■ **Job**: Images do not belong in the copy. Retype all the entries below exactly.

Records
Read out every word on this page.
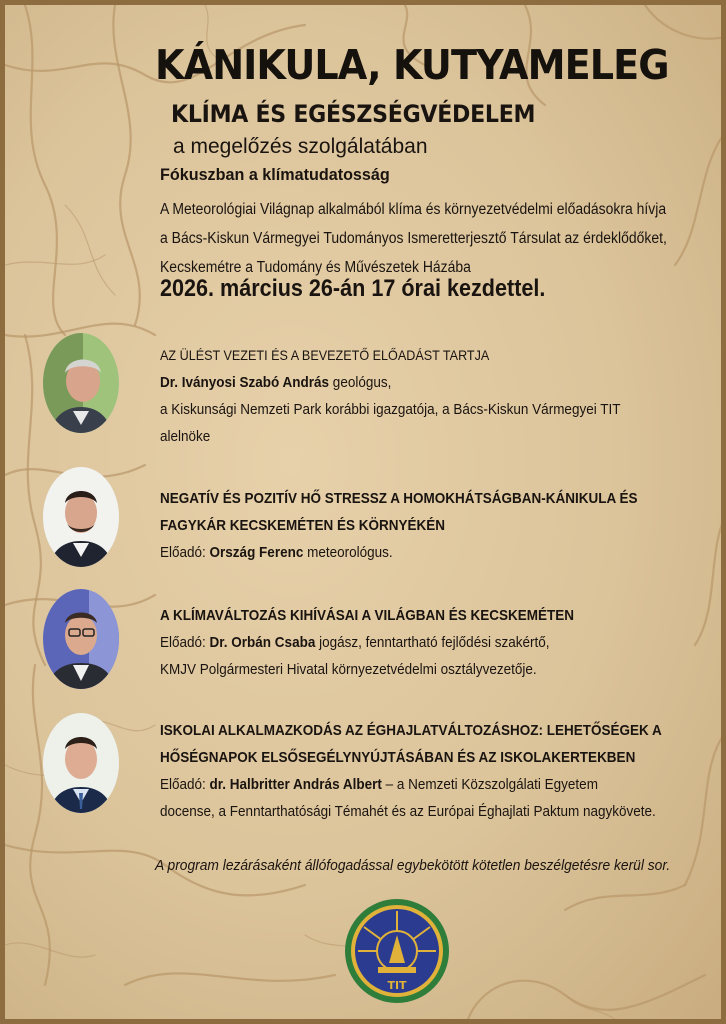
KÁNIKULA, KUTYAMELEG
KLÍMA ÉS EGÉSZSÉGVÉDELEM
a megelőzés szolgálatában
Fókuszban a klímatudatosság
A Meteorológiai Világnap alkalmából klíma és környezetvédelmi előadásokra hívja
a Bács-Kiskun Vármegyei Tudományos Ismeretterjesztő Társulat az érdeklődőket,
Kecskemétre a Tudomány és Művészetek Házába
2026. március 26-án 17 órai kezdettel.
AZ ÜLÉST VEZETI ÉS A BEVEZETŐ ELŐADÁST TARTJA
Dr. Iványosi Szabó András geológus,
a Kiskunsági Nemzeti Park korábbi igazgatója, a Bács-Kiskun Vármegyei TIT
alelnöke
NEGATÍV ÉS POZITÍV HŐ STRESSZ A HOMOKHÁTSÁGBAN-KÁNIKULA ÉS
FAGYKÁR KECSKEMÉTEN ÉS KÖRNYÉKÉN
Előadó: Ország Ferenc meteorológus.
A KLÍMAVÁLTOZÁS KIHÍVÁSAI A VILÁGBAN ÉS KECSKEMÉTEN
Előadó: Dr. Orbán Csaba jogász, fenntartható fejlődési szakértő,
KMJV Polgármesteri Hivatal környezetvédelmi osztályvezetője.
ISKOLAI ALKALMAZKODÁS AZ ÉGHAJLATVÁLTOZÁSHOZ: LEHETŐSÉGEK A
HŐSÉGNAPOK ELSŐSEGÉLYNYÚJTÁSÁBAN ÉS AZ ISKOLAKERTEKBEN
Előadó: dr. Halbritter András Albert – a Nemzeti Közszolgálati Egyetem
docense, a Fenntarthatósági Témahét és az Európai Éghajlati Paktum nagykövete.
A program lezárásaként állófogadással egybekötött kötetlen beszélgetésre kerül sor.
TIT
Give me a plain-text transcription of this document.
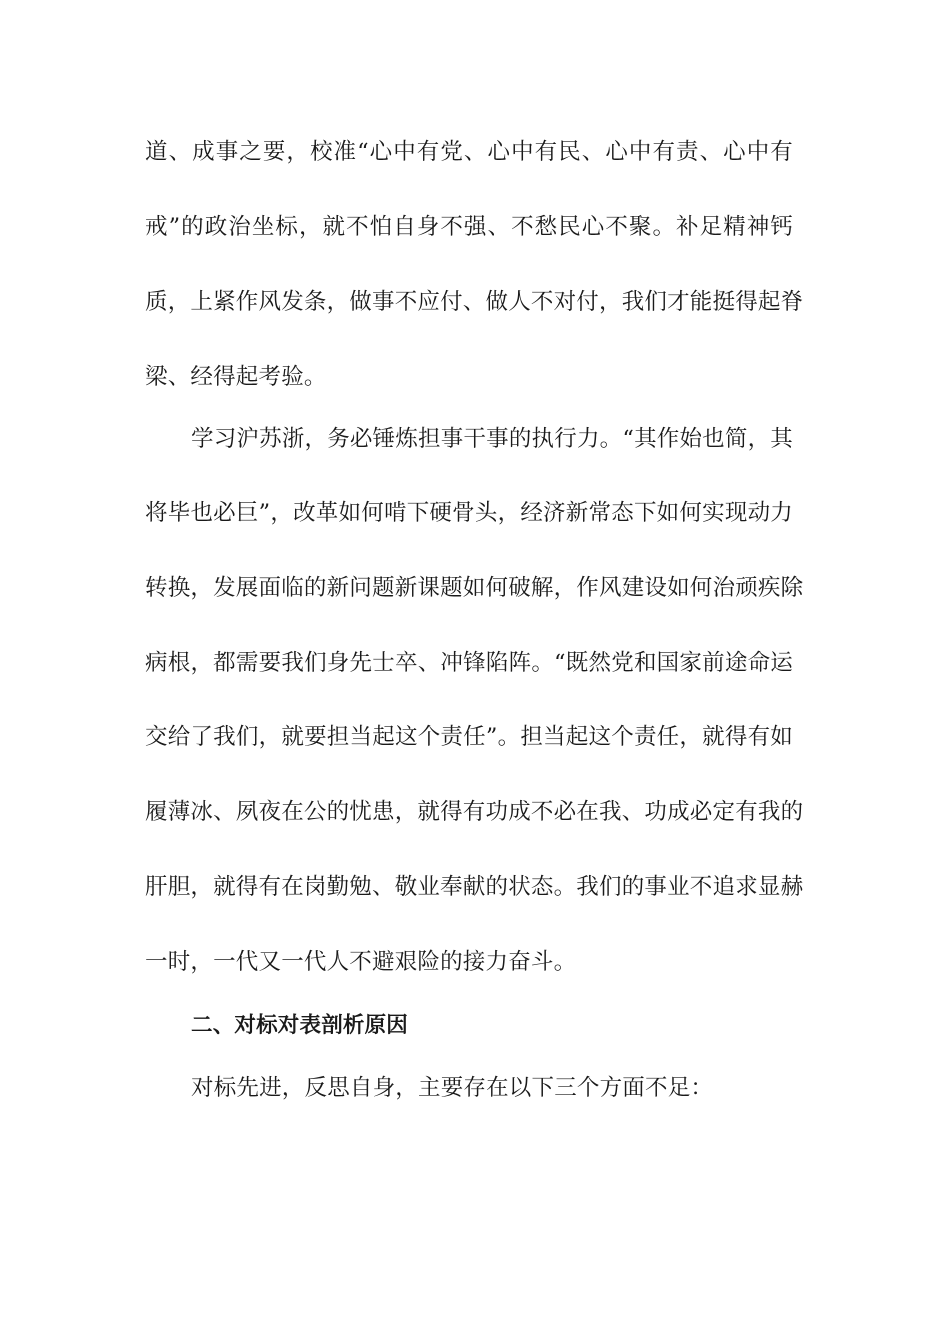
道、成事之要，校准“心中有党、心中有民、心中有责、心中有
戒”的政治坐标，就不怕自身不强、不愁民心不聚。补足精神钙
质，上紧作风发条，做事不应付、做人不对付，我们才能挺得起脊
梁、经得起考验。
学习沪苏浙，务必锤炼担事干事的执行力。“其作始也简，其
将毕也必巨”，改革如何啃下硬骨头，经济新常态下如何实现动力
转换，发展面临的新问题新课题如何破解，作风建设如何治顽疾除
病根，都需要我们身先士卒、冲锋陷阵。“既然党和国家前途命运
交给了我们，就要担当起这个责任”。担当起这个责任，就得有如
履薄冰、夙夜在公的忧患，就得有功成不必在我、功成必定有我的
肝胆，就得有在岗勤勉、敬业奉献的状态。我们的事业不追求显赫
一时，一代又一代人不避艰险的接力奋斗。
二、对标对表剖析原因
对标先进，反思自身，主要存在以下三个方面不足：
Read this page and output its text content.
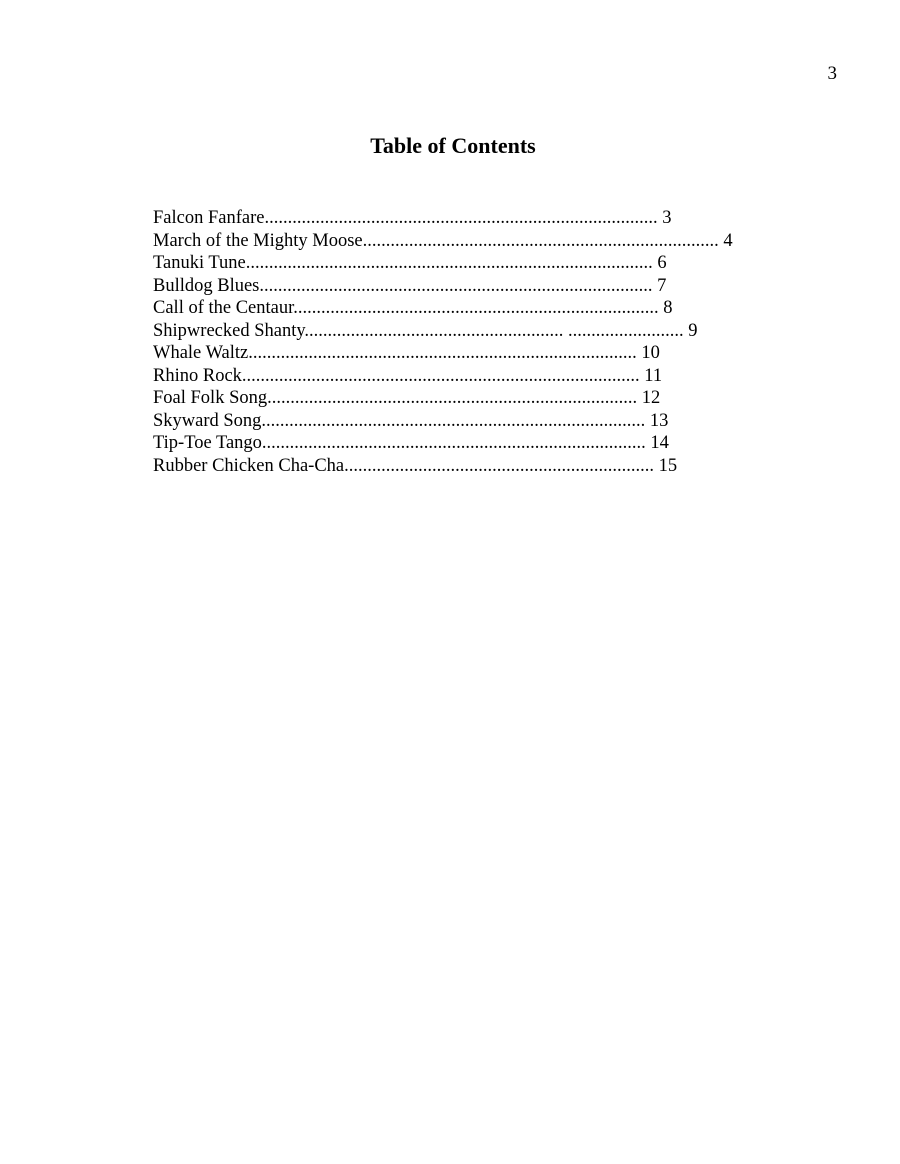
3
Table of Contents
Falcon Fanfare..................................................................................... 3
March of the Mighty Moose............................................................................. 4
Tanuki Tune........................................................................................ 6
Bulldog Blues..................................................................................... 7
Call of the Centaur............................................................................... 8
Shipwrecked Shanty........................................................ ......................... 9
Whale Waltz.................................................................................... 10
Rhino Rock...................................................................................... 11
Foal Folk Song................................................................................ 12
Skyward Song................................................................................... 13
Tip-Toe Tango................................................................................... 14
Rubber Chicken Cha-Cha................................................................... 15
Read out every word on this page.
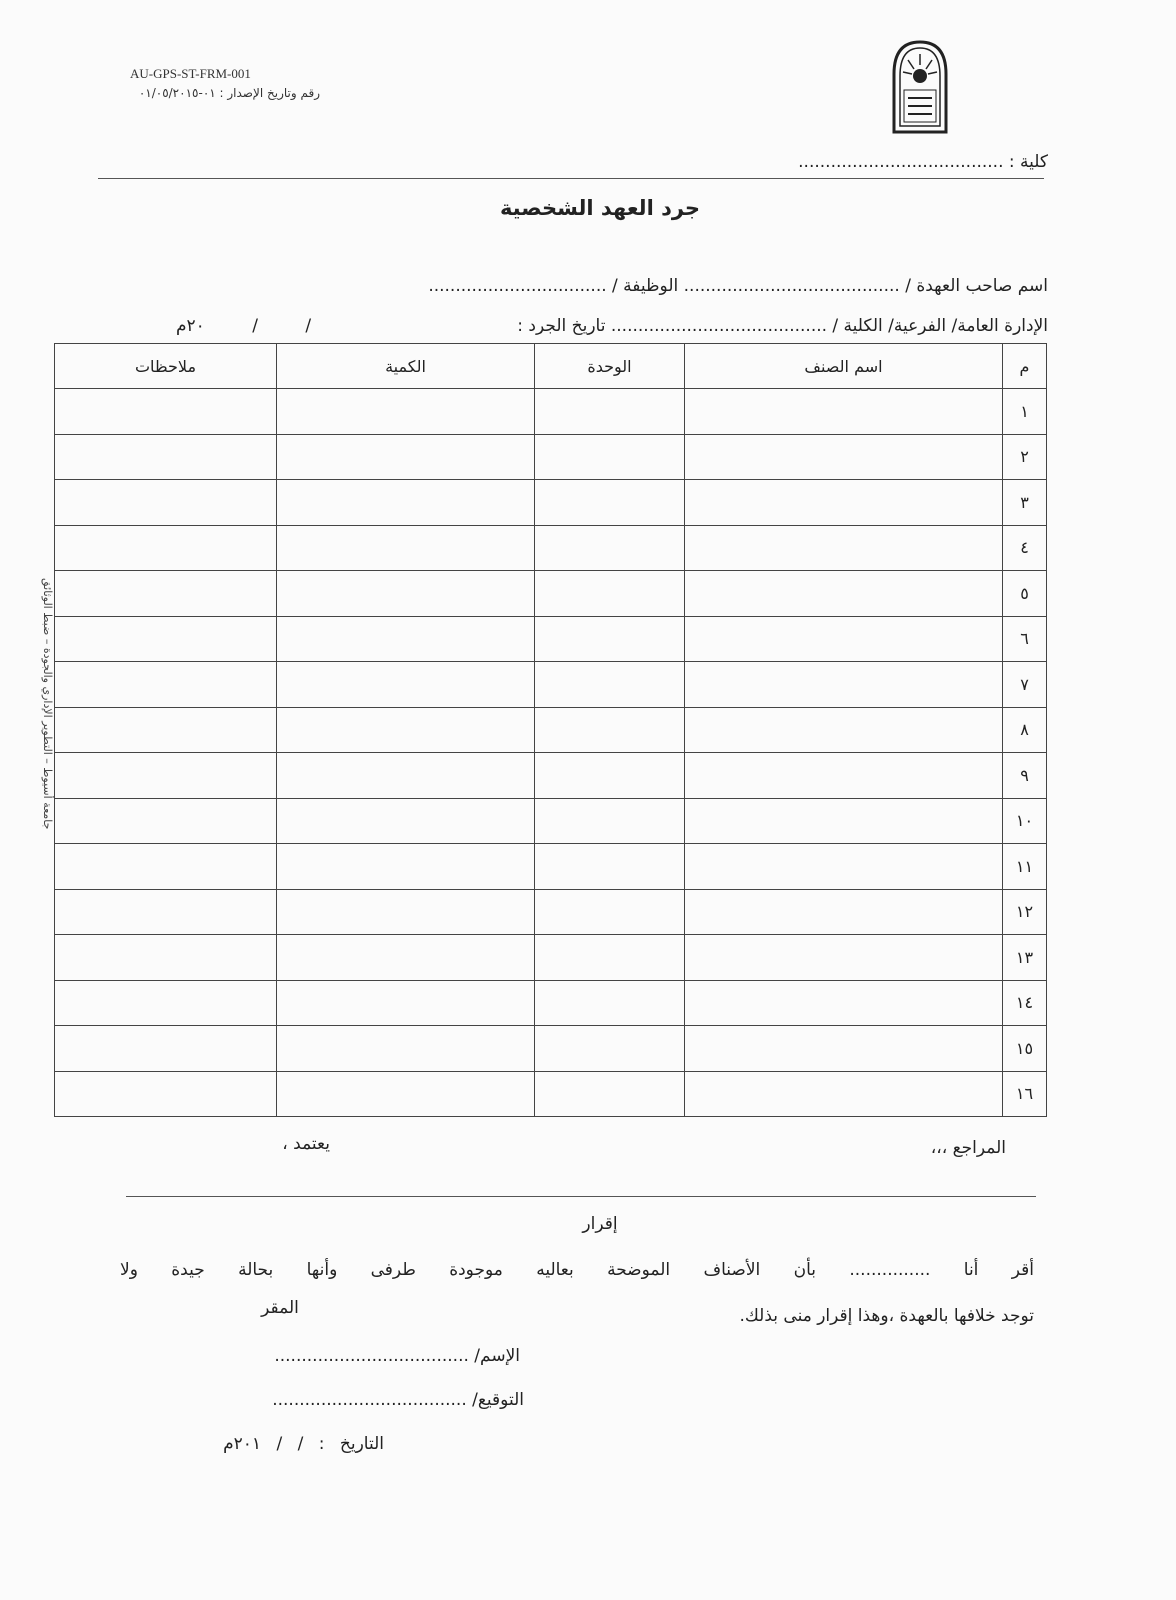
AU-GPS-ST-FRM-001
رقم وتاريخ الإصدار : ٠١-٠١/٠٥/٢٠١٥
كلية : ......................................
جرد العهد الشخصية
اسم صاحب العهدة / ........................................ الوظيفة / .................................
الإدارة العامة/ الفرعية/ الكلية / ........................................ تاريخ الجرد :
/ / ٢٠م
م	اسم الصنف	الوحدة	الكمية	ملاحظات
١				
٢				
٣				
٤				
٥				
٦				
٧				
٨				
٩				
١٠				
١١				
١٢				
١٣				
١٤				
١٥				
١٦				
جامعة أسيوط – التطوير الإداري والجودة – ضبط الوثائق
المراجع ،،،
يعتمد ،
إقرار
أقر أنا ............... بأن الأصناف الموضحة بعاليه موجودة طرفى وأنها بحالة جيدة ولا
توجد خلافها بالعهدة ،وهذا إقرار منى بذلك.
المقر
الإسم/ ....................................
التوقيع/ ....................................
التاريخ : / / ٢٠١م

■ **Response below**:
Read out every word on this page.
KÁNIKULA, KUTYAMELEG
KLÍMA ÉS EGÉSZSÉGVÉDELEM
a megelőzés szolgálatában
Fókuszban a klímatudatosság
A Meteorológiai Világnap alkalmából klíma és környezetvédelmi előadásokra hívja
a Bács-Kiskun Vármegyei Tudományos Ismeretterjesztő Társulat az érdeklődőket,
Kecskemétre a Tudomány és Művészetek Házába
2026. március 26-án 17 órai kezdettel.
AZ ÜLÉST VEZETI ÉS A BEVEZETŐ ELŐADÁST TARTJA
Dr. Iványosi Szabó András geológus,
a Kiskunsági Nemzeti Park korábbi igazgatója, a Bács-Kiskun Vármegyei TIT
alelnöke
NEGATÍV ÉS POZITÍV HŐ STRESSZ A HOMOKHÁTSÁGBAN-KÁNIKULA ÉS
FAGYKÁR KECSKEMÉTEN ÉS KÖRNYÉKÉN
Előadó: Ország Ferenc meteorológus.
A KLÍMAVÁLTOZÁS KIHÍVÁSAI A VILÁGBAN ÉS KECSKEMÉTEN
Előadó: Dr. Orbán Csaba jogász, fenntartható fejlődési szakértő,
KMJV Polgármesteri Hivatal környezetvédelmi osztályvezetője.
ISKOLAI ALKALMAZKODÁS AZ ÉGHAJLATVÁLTOZÁSHOZ: LEHETŐSÉGEK A
HŐSÉGNAPOK ELSŐSEGÉLYNYÚJTÁSÁBAN ÉS AZ ISKOLAKERTEKBEN
Előadó: dr. Halbritter András Albert – a Nemzeti Közszolgálati Egyetem
docense, a Fenntarthatósági Témahét és az Európai Éghajlati Paktum nagykövete.
A program lezárásaként állófogadással egybekötött kötetlen beszélgetésre kerül sor.
TIT
Give me a plain-text transcription of this document.
道、成事之要，校准“心中有党、心中有民、心中有责、心中有
戒”的政治坐标，就不怕自身不强、不愁民心不聚。补足精神钙
质，上紧作风发条，做事不应付、做人不对付，我们才能挺得起脊
梁、经得起考验。
学习沪苏浙，务必锤炼担事干事的执行力。“其作始也简，其
将毕也必巨”，改革如何啃下硬骨头，经济新常态下如何实现动力
转换，发展面临的新问题新课题如何破解，作风建设如何治顽疾除
病根，都需要我们身先士卒、冲锋陷阵。“既然党和国家前途命运
交给了我们，就要担当起这个责任”。担当起这个责任，就得有如
履薄冰、夙夜在公的忧患，就得有功成不必在我、功成必定有我的
肝胆，就得有在岗勤勉、敬业奉献的状态。我们的事业不追求显赫
一时，一代又一代人不避艰险的接力奋斗。
二、对标对表剖析原因
对标先进，反思自身，主要存在以下三个方面不足：
Read this page and output its text content.
3
Table of Contents
Falcon Fanfare..................................................................................... 3
March of the Mighty Moose............................................................................. 4
Tanuki Tune........................................................................................ 6
Bulldog Blues..................................................................................... 7
Call of the Centaur............................................................................... 8
Shipwrecked Shanty........................................................ ......................... 9
Whale Waltz.................................................................................... 10
Rhino Rock...................................................................................... 11
Foal Folk Song................................................................................ 12
Skyward Song................................................................................... 13
Tip-Toe Tango................................................................................... 14
Rubber Chicken Cha-Cha................................................................... 15
Read out every word on this page.
AU-GPS-ST-FRM-001
رقم وتاريخ الإصدار : ٠١-٠١/٠٥/٢٠١٥
كلية : ......................................
جرد العهد الشخصية
اسم صاحب العهدة / ........................................ الوظيفة / .................................
الإدارة العامة/ الفرعية/ الكلية / ........................................ تاريخ الجرد :
/ / ٢٠م
م	اسم الصنف	الوحدة	الكمية	ملاحظات
١				
٢				
٣				
٤				
٥				
٦				
٧				
٨				
٩				
١٠				
١١				
١٢				
١٣				
١٤				
١٥				
١٦				
جامعة أسيوط – التطوير الإداري والجودة – ضبط الوثائق
المراجع ،،،
يعتمد ،
إقرار
أقر أنا ............... بأن الأصناف الموضحة بعاليه موجودة طرفى وأنها بحالة جيدة ولا
توجد خلافها بالعهدة ،وهذا إقرار منى بذلك.
المقر
الإسم/ ....................................
التوقيع/ ....................................
التاريخ : / / ٢٠١م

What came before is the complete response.